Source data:
** Begin **

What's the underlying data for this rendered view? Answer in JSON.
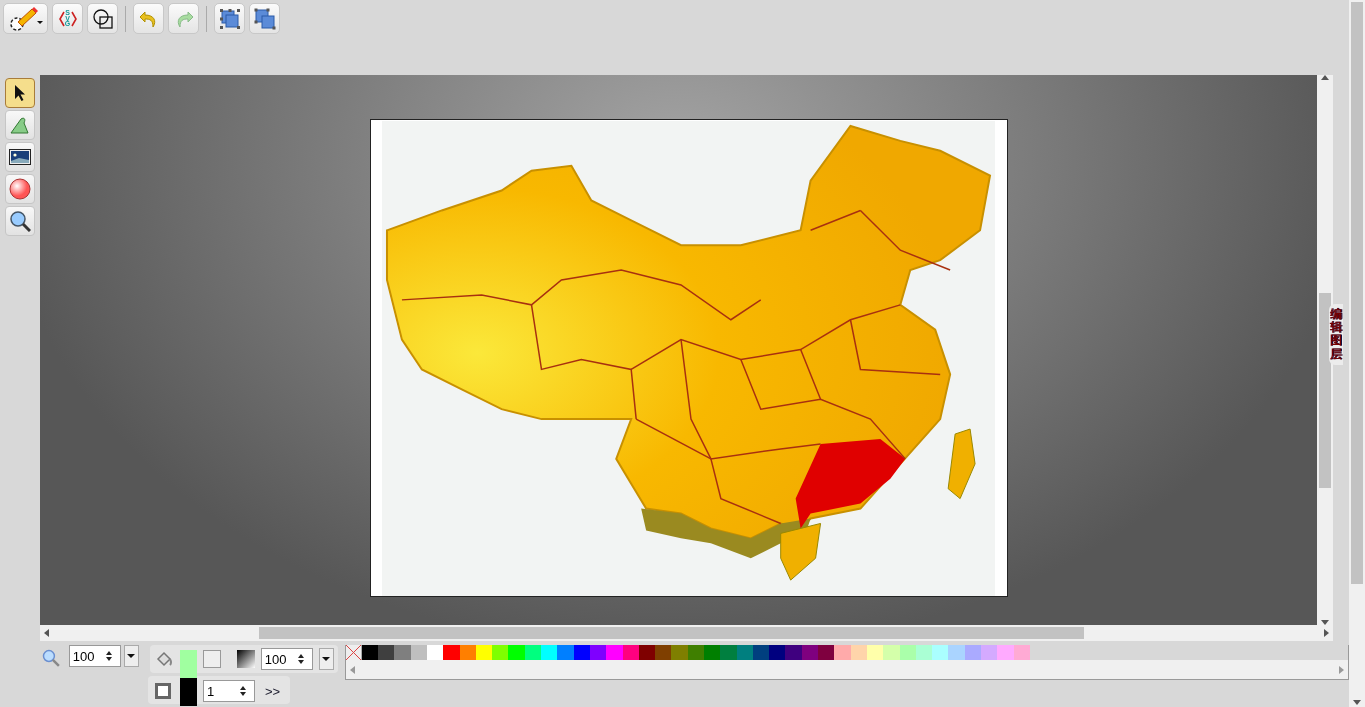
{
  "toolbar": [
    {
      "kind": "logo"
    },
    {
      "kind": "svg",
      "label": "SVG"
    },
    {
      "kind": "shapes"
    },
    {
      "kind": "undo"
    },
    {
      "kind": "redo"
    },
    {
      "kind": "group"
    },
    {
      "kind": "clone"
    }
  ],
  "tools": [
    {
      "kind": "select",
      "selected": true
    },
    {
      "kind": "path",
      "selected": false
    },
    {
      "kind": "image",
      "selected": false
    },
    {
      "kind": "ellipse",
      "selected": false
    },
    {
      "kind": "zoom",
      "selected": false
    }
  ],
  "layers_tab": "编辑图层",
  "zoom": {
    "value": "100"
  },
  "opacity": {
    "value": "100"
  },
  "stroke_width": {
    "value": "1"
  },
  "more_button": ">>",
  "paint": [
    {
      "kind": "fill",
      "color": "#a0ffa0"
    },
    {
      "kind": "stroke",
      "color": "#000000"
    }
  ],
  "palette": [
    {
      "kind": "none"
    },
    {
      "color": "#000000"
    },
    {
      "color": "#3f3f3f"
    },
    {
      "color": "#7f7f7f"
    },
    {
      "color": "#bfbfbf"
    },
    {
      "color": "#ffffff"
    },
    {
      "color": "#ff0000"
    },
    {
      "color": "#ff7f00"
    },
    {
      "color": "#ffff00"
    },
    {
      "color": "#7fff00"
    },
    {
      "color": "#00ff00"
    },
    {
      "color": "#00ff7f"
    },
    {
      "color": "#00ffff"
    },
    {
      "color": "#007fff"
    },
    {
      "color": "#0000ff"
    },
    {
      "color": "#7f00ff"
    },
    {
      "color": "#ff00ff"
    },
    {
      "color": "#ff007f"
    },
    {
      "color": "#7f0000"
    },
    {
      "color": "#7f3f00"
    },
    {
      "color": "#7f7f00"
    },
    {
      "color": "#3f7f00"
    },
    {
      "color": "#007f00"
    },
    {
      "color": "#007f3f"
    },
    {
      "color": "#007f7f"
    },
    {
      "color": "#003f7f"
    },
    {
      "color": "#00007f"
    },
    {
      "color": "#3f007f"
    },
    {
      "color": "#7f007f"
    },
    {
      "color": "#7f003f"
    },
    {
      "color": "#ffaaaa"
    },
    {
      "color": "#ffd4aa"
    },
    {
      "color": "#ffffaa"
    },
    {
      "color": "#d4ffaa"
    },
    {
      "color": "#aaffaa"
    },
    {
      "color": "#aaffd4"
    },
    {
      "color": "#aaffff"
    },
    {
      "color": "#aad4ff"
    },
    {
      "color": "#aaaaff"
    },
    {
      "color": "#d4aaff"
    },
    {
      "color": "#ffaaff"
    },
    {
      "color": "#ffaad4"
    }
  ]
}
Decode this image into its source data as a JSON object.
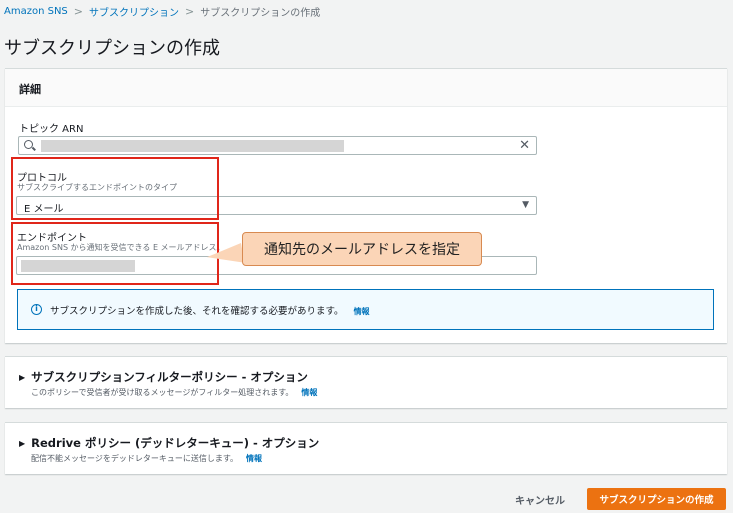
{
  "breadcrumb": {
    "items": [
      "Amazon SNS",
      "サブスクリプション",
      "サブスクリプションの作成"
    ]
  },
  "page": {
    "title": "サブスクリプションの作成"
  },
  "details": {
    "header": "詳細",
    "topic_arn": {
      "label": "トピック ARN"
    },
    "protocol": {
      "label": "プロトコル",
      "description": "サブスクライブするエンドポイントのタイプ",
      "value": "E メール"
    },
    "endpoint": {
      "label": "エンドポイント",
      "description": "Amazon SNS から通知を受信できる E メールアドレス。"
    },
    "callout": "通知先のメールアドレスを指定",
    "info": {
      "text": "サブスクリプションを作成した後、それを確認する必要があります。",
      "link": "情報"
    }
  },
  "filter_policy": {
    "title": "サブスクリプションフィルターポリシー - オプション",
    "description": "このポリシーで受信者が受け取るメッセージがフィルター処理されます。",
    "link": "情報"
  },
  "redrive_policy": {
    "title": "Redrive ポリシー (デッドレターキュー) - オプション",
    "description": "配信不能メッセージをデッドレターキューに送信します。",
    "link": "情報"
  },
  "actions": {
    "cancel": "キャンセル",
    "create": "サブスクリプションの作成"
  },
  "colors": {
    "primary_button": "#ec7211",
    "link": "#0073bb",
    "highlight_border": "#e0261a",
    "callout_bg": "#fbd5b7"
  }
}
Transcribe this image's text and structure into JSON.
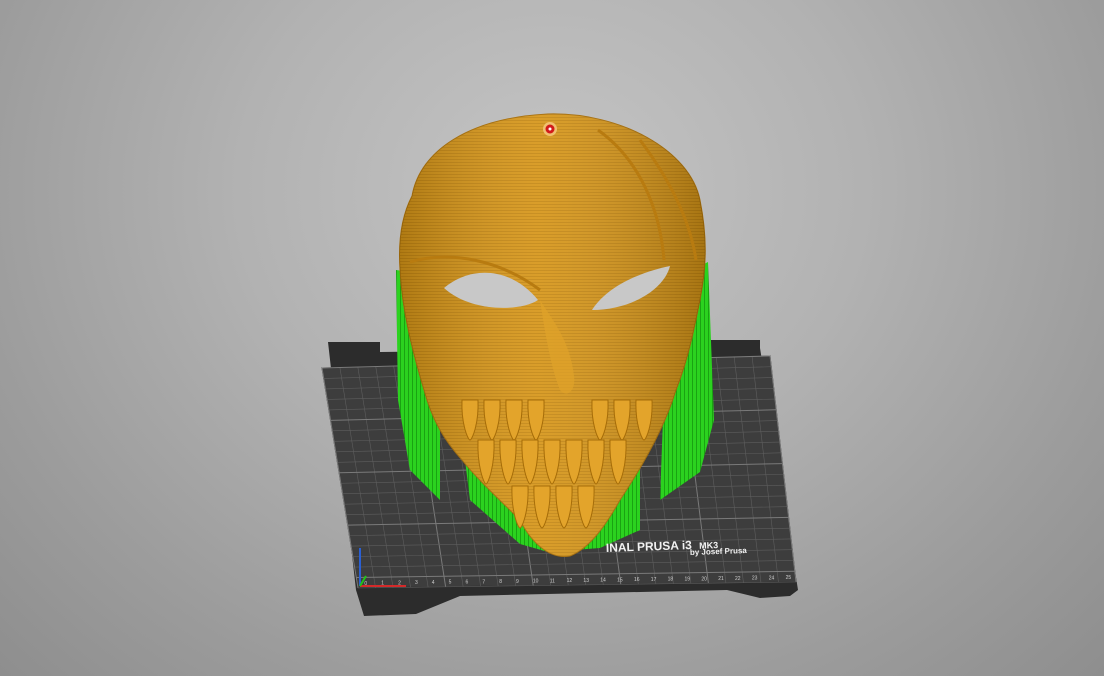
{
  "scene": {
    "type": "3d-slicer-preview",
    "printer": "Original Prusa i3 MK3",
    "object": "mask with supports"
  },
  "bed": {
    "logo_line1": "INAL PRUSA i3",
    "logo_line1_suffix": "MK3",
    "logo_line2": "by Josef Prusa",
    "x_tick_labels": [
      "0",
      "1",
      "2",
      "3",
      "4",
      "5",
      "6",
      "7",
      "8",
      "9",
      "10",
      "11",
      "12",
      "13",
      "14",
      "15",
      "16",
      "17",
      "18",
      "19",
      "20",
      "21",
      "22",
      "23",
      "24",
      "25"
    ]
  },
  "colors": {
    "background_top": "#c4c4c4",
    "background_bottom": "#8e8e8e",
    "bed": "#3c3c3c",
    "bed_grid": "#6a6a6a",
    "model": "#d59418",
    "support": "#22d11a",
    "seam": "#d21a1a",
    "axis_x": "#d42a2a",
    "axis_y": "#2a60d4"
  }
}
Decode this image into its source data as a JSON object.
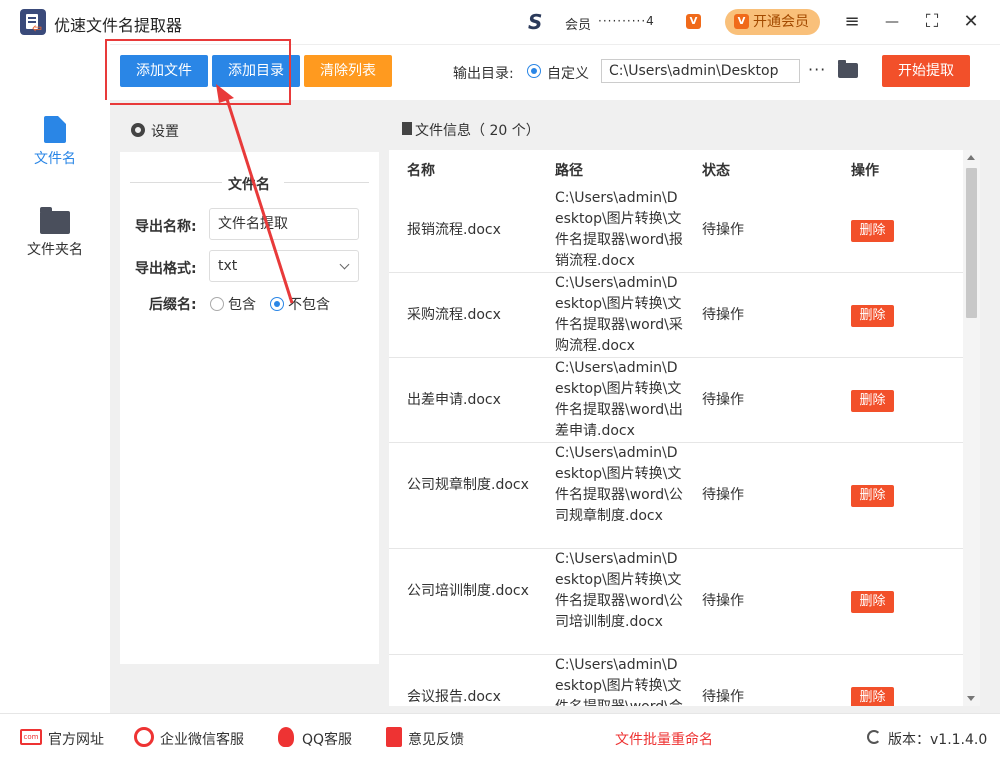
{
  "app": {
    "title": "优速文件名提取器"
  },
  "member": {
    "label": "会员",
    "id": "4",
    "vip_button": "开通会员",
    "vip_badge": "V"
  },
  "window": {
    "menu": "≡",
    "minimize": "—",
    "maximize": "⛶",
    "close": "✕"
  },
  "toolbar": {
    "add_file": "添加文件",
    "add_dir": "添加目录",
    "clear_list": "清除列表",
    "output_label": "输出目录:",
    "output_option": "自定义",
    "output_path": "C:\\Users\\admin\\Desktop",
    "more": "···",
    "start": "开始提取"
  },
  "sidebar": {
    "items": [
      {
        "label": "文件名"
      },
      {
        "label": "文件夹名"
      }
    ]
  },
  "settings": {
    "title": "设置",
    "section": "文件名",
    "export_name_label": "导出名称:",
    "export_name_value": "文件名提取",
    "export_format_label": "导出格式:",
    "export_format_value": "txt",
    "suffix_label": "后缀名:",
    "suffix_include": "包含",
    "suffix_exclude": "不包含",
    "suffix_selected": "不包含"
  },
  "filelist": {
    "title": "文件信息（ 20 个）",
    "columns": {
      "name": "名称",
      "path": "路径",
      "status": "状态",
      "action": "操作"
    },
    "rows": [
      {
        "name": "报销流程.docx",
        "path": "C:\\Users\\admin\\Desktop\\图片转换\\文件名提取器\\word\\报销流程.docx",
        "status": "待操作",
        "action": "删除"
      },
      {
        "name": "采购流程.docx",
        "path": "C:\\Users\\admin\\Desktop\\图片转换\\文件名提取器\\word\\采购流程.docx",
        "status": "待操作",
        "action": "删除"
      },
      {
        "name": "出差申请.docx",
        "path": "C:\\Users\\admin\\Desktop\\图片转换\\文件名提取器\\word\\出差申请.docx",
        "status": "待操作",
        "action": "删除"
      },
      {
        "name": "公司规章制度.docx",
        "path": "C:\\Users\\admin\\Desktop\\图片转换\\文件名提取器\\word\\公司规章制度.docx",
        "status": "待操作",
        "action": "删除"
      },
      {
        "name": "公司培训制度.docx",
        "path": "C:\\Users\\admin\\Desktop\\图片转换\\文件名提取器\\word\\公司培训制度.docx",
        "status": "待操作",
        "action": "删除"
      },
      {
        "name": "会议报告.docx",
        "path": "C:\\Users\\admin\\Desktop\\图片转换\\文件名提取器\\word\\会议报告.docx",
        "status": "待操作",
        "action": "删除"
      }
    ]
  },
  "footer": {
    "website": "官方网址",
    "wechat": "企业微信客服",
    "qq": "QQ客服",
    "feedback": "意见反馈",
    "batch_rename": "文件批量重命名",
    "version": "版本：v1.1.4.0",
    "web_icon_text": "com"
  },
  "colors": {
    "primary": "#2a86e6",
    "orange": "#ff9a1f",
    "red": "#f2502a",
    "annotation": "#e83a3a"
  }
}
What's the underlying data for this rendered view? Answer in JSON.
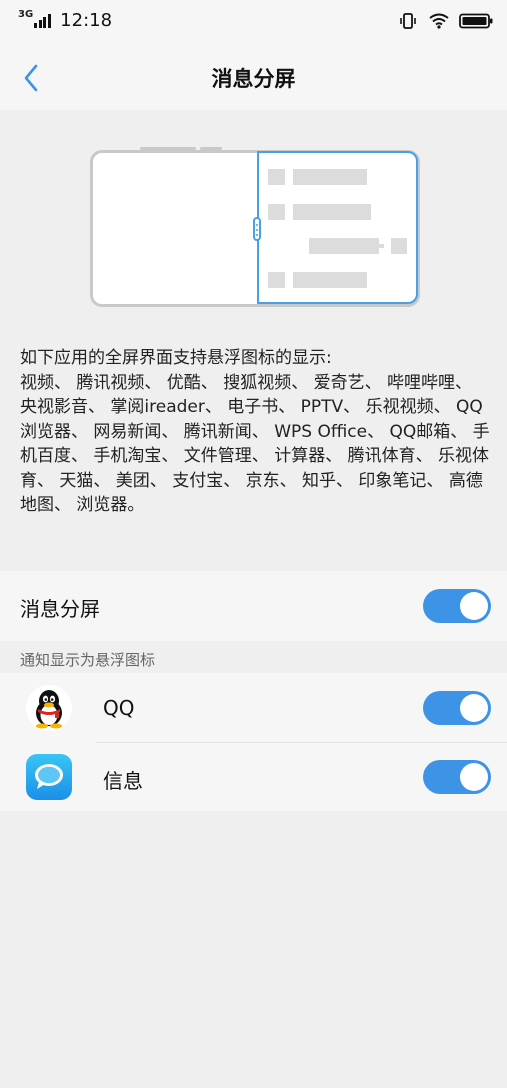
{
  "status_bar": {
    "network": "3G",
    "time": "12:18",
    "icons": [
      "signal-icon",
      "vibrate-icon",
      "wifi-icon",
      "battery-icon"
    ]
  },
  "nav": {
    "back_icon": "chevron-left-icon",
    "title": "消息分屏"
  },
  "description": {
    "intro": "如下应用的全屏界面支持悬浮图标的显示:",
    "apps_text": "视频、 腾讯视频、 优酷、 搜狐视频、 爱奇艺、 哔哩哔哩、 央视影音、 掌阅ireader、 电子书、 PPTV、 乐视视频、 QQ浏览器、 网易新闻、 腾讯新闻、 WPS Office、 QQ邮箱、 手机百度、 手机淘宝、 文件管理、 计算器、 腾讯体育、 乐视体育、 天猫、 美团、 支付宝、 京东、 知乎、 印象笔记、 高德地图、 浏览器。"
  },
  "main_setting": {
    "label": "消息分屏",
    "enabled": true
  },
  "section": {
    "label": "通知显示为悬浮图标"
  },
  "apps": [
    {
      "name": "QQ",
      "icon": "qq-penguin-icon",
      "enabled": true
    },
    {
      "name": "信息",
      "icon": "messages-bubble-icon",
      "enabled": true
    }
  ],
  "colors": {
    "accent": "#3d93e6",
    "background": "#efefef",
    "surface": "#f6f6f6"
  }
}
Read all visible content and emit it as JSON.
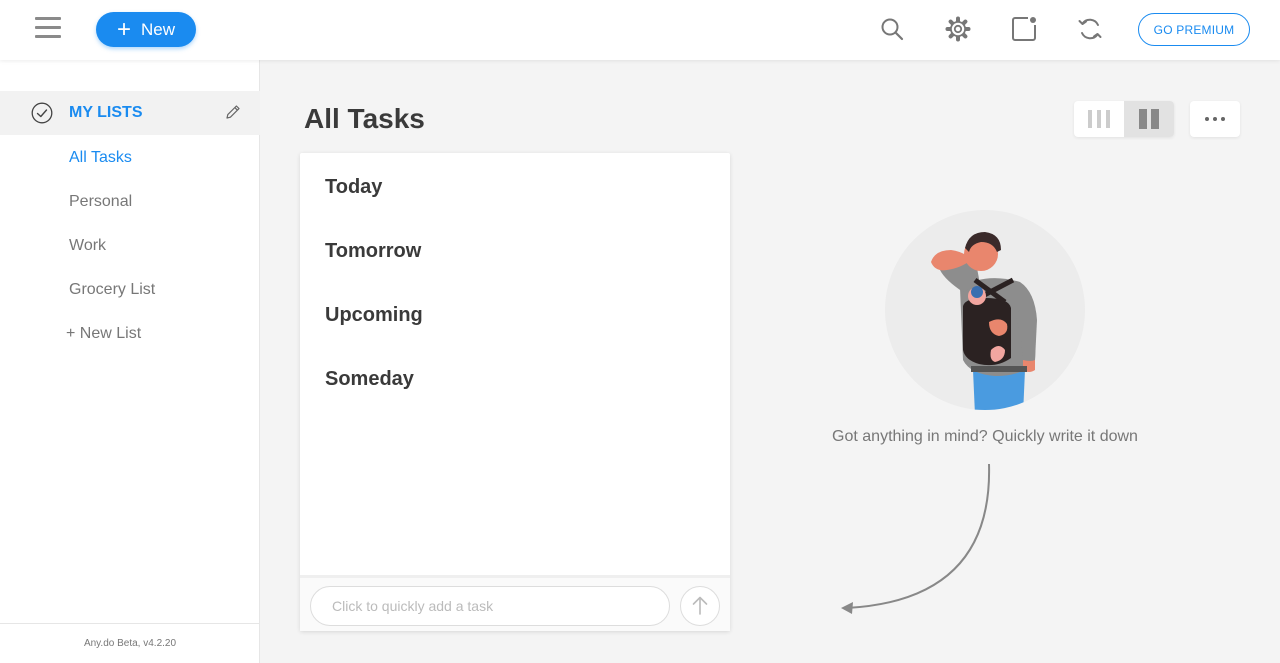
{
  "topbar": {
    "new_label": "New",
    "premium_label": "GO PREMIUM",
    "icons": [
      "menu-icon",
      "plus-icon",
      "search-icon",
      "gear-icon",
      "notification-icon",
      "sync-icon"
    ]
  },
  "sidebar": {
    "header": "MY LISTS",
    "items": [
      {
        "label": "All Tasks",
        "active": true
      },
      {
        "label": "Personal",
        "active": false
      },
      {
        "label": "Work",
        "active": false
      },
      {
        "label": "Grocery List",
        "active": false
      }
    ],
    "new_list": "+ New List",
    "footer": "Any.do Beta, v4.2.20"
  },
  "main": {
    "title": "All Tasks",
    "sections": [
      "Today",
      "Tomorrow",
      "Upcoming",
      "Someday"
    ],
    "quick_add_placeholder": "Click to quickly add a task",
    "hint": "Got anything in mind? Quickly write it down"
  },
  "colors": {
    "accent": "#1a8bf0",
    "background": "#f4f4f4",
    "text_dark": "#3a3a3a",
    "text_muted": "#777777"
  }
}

** End **

Given exercise: Copy and report every line where the word "image" is present.

Solved problem:
      "kind": "image",
Decode this image into its source data as a JSON object.
Transcribe this image's text and structure into JSON.
Decode this image into its source data as a JSON object.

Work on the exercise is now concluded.